EXERCISE INSTRUCTIONS
Reproduce the listing below word for word, from its first line through the line containing "Title: Size of", with both of those lines included.

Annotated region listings
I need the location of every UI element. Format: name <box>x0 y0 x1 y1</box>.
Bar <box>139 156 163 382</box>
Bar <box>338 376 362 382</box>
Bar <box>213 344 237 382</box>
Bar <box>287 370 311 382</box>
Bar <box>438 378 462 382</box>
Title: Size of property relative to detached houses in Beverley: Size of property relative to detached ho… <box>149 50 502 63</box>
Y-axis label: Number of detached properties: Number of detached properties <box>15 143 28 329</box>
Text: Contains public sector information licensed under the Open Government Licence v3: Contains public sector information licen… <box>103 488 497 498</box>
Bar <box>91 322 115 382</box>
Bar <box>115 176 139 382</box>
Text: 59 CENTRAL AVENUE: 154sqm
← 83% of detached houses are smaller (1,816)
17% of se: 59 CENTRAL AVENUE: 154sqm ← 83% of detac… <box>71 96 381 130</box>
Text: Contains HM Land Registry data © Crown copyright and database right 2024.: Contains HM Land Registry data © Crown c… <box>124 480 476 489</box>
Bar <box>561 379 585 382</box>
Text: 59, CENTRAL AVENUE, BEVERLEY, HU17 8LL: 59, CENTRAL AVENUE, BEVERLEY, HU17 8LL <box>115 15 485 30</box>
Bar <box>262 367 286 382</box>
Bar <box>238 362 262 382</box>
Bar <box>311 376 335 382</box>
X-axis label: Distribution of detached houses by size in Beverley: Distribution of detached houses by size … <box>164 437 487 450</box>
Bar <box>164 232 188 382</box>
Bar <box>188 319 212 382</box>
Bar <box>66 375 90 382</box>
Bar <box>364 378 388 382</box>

WRITTEN RESPONSE
I need the location of every UI element. Format: name <box>x0 y0 x1 y1</box>.
Bar <box>139 156 163 382</box>
Bar <box>338 376 362 382</box>
Bar <box>213 344 237 382</box>
Bar <box>287 370 311 382</box>
Bar <box>438 378 462 382</box>
Title: Size of property relative to detached houses in Beverley: Size of property relative to detached ho… <box>149 50 502 63</box>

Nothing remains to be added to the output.